Records for this task
<<<<

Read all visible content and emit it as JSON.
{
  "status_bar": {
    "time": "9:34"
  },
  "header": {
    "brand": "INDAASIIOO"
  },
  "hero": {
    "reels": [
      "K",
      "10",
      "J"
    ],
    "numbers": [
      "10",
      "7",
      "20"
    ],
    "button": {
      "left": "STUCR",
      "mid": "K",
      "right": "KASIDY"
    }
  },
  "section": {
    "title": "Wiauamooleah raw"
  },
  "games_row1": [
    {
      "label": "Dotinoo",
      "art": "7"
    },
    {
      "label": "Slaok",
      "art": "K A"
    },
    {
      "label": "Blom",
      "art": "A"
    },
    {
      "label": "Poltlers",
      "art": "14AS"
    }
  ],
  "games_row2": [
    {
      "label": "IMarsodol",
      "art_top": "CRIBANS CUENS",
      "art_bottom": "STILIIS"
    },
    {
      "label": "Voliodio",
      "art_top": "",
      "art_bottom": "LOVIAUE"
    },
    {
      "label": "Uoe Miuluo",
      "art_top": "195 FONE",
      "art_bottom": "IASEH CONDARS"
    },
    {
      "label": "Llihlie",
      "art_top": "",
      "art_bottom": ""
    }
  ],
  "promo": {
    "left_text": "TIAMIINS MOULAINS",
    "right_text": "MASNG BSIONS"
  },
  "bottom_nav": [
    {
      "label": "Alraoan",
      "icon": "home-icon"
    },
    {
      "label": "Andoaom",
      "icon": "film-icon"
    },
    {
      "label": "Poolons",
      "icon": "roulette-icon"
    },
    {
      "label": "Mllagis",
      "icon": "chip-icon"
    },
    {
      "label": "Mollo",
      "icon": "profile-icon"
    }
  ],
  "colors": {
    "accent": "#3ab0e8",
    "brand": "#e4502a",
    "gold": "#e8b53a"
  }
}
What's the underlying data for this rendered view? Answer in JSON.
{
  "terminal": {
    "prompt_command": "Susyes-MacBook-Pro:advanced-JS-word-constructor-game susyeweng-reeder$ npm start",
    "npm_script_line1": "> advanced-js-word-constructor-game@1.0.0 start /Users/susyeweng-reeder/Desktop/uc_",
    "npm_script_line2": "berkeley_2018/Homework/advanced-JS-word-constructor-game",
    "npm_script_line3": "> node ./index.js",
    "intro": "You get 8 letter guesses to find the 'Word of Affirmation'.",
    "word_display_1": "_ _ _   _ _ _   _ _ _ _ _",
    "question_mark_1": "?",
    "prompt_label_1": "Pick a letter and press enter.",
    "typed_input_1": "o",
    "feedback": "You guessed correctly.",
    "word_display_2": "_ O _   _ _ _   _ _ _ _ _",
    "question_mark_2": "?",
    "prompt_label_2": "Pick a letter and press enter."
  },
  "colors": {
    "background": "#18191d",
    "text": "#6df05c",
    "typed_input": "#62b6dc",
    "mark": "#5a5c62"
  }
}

>>>>

Exercise task
Each of the records should be retyped exactly.

Full response
Read all visible content and emit it as JSON.
{
  "status_bar": {
    "time": "9:34"
  },
  "header": {
    "brand": "INDAASIIOO"
  },
  "hero": {
    "reels": [
      "K",
      "10",
      "J"
    ],
    "numbers": [
      "10",
      "7",
      "20"
    ],
    "button": {
      "left": "STUCR",
      "mid": "K",
      "right": "KASIDY"
    }
  },
  "section": {
    "title": "Wiauamooleah raw"
  },
  "games_row1": [
    {
      "label": "Dotinoo",
      "art": "7"
    },
    {
      "label": "Slaok",
      "art": "K A"
    },
    {
      "label": "Blom",
      "art": "A"
    },
    {
      "label": "Poltlers",
      "art": "14AS"
    }
  ],
  "games_row2": [
    {
      "label": "IMarsodol",
      "art_top": "CRIBANS CUENS",
      "art_bottom": "STILIIS"
    },
    {
      "label": "Voliodio",
      "art_top": "",
      "art_bottom": "LOVIAUE"
    },
    {
      "label": "Uoe Miuluo",
      "art_top": "195 FONE",
      "art_bottom": "IASEH CONDARS"
    },
    {
      "label": "Llihlie",
      "art_top": "",
      "art_bottom": ""
    }
  ],
  "promo": {
    "left_text": "TIAMIINS MOULAINS",
    "right_text": "MASNG BSIONS"
  },
  "bottom_nav": [
    {
      "label": "Alraoan",
      "icon": "home-icon"
    },
    {
      "label": "Andoaom",
      "icon": "film-icon"
    },
    {
      "label": "Poolons",
      "icon": "roulette-icon"
    },
    {
      "label": "Mllagis",
      "icon": "chip-icon"
    },
    {
      "label": "Mollo",
      "icon": "profile-icon"
    }
  ],
  "colors": {
    "accent": "#3ab0e8",
    "brand": "#e4502a",
    "gold": "#e8b53a"
  }
}
What's the underlying data for this rendered view? Answer in JSON.
{
  "terminal": {
    "prompt_command": "Susyes-MacBook-Pro:advanced-JS-word-constructor-game susyeweng-reeder$ npm start",
    "npm_script_line1": "> advanced-js-word-constructor-game@1.0.0 start /Users/susyeweng-reeder/Desktop/uc_",
    "npm_script_line2": "berkeley_2018/Homework/advanced-JS-word-constructor-game",
    "npm_script_line3": "> node ./index.js",
    "intro": "You get 8 letter guesses to find the 'Word of Affirmation'.",
    "word_display_1": "_ _ _   _ _ _   _ _ _ _ _",
    "question_mark_1": "?",
    "prompt_label_1": "Pick a letter and press enter.",
    "typed_input_1": "o",
    "feedback": "You guessed correctly.",
    "word_display_2": "_ O _   _ _ _   _ _ _ _ _",
    "question_mark_2": "?",
    "prompt_label_2": "Pick a letter and press enter."
  },
  "colors": {
    "background": "#18191d",
    "text": "#6df05c",
    "typed_input": "#62b6dc",
    "mark": "#5a5c62"
  }
}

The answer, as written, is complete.